#### Written request
Look at each line of the records and count those with "Video" in them. Please answer with the count alone.
• • •
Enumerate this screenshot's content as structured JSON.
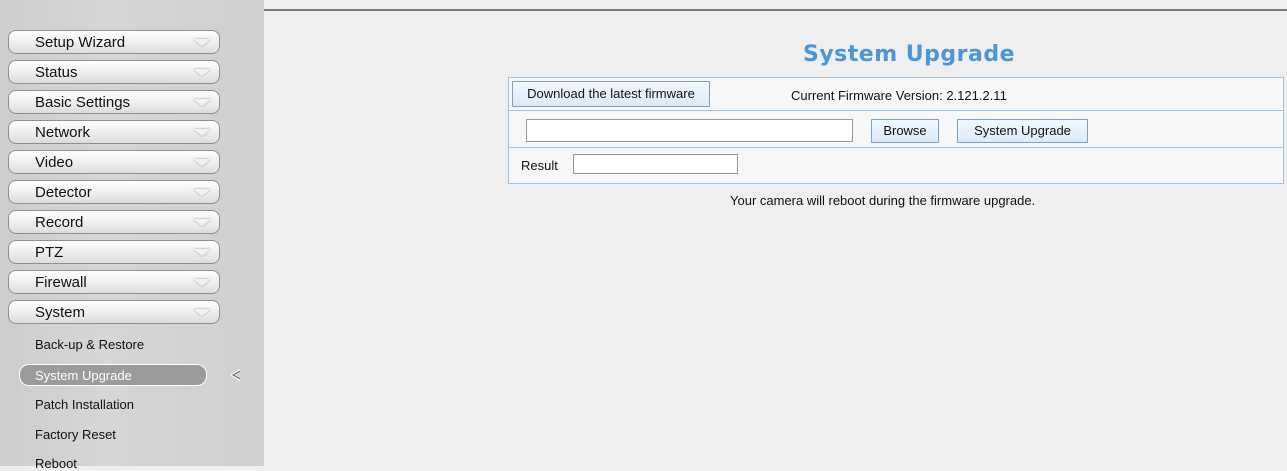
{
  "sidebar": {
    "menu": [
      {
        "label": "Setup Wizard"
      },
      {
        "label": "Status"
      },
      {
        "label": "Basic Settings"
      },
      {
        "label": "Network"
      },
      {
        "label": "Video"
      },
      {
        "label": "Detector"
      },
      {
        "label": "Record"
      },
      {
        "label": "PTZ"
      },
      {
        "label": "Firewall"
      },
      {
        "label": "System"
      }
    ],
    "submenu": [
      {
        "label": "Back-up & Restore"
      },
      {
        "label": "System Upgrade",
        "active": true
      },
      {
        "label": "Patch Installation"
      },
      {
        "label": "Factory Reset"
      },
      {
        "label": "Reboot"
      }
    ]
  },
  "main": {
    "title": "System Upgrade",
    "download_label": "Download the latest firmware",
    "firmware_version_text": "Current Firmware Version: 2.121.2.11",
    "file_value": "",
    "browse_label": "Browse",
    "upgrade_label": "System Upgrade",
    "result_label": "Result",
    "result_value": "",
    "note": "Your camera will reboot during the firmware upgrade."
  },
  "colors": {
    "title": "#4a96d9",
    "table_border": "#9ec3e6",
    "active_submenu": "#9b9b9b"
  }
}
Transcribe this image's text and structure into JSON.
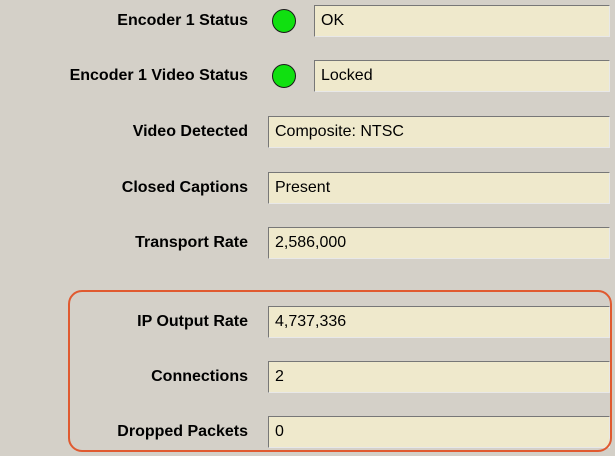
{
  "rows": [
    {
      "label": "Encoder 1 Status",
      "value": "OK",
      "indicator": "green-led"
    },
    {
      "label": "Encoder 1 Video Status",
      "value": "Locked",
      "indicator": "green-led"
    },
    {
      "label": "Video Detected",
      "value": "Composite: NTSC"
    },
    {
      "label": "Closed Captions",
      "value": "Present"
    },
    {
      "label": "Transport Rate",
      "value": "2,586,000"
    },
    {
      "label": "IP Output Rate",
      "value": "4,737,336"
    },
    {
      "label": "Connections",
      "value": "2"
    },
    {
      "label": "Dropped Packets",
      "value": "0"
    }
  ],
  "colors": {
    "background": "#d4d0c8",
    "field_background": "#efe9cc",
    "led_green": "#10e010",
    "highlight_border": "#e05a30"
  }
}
• • •
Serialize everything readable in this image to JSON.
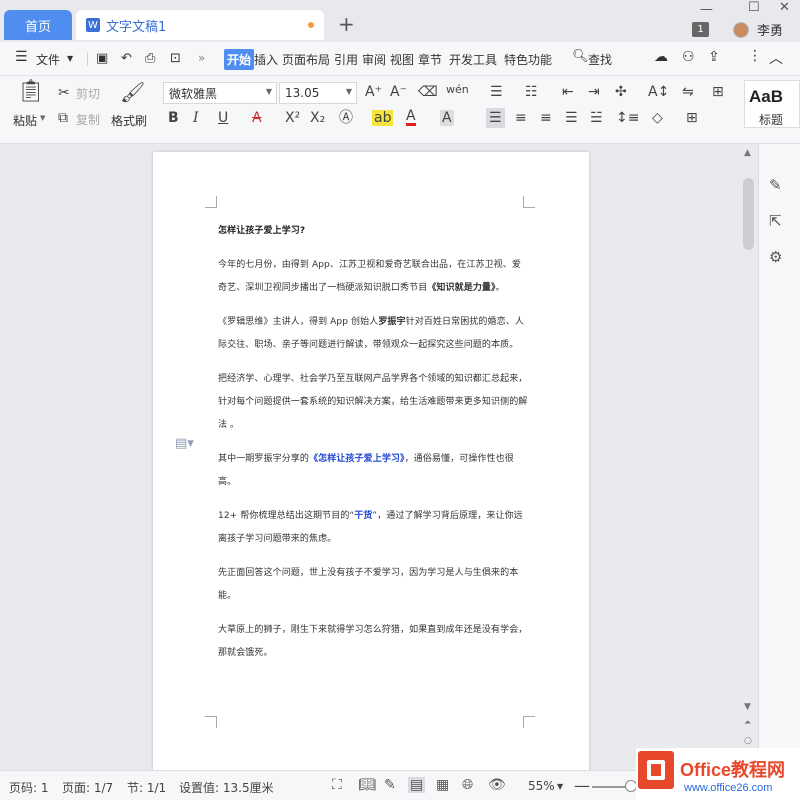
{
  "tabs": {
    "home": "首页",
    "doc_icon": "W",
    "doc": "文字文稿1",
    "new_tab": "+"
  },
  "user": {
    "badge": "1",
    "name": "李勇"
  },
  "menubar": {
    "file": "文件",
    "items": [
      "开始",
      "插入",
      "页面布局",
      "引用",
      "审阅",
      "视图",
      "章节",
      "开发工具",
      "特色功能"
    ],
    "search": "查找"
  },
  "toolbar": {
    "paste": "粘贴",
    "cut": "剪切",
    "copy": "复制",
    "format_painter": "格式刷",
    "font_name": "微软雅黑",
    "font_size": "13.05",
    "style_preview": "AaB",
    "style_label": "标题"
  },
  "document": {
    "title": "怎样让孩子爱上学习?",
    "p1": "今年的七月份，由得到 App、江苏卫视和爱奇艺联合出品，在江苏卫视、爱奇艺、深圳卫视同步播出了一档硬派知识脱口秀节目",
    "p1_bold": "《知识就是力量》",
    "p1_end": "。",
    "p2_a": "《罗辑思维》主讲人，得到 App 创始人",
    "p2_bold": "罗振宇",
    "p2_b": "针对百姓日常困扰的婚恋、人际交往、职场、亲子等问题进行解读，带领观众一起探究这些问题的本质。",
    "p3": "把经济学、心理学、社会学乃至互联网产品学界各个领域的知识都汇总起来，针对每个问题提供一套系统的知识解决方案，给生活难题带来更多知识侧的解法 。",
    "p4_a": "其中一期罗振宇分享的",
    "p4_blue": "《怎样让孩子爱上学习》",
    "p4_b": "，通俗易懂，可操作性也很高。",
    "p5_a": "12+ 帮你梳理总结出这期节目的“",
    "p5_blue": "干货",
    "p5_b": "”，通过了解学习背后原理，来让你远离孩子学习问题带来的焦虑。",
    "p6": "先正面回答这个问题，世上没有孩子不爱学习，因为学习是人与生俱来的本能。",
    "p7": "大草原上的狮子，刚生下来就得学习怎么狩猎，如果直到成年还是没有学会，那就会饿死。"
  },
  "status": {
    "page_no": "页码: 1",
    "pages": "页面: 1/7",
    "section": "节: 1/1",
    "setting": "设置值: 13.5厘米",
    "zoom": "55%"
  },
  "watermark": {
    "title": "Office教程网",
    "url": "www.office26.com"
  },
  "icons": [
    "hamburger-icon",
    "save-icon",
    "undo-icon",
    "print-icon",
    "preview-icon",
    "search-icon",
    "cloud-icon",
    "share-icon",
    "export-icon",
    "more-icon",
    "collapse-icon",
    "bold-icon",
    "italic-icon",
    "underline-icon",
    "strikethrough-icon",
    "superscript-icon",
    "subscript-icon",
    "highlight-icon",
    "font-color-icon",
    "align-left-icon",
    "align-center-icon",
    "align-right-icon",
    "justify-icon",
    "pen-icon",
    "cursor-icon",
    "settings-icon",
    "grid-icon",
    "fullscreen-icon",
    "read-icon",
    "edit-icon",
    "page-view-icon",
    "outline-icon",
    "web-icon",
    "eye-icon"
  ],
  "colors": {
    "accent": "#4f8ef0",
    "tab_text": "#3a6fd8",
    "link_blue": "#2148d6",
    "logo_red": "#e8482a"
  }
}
• • •
#### Solution to this exercise
3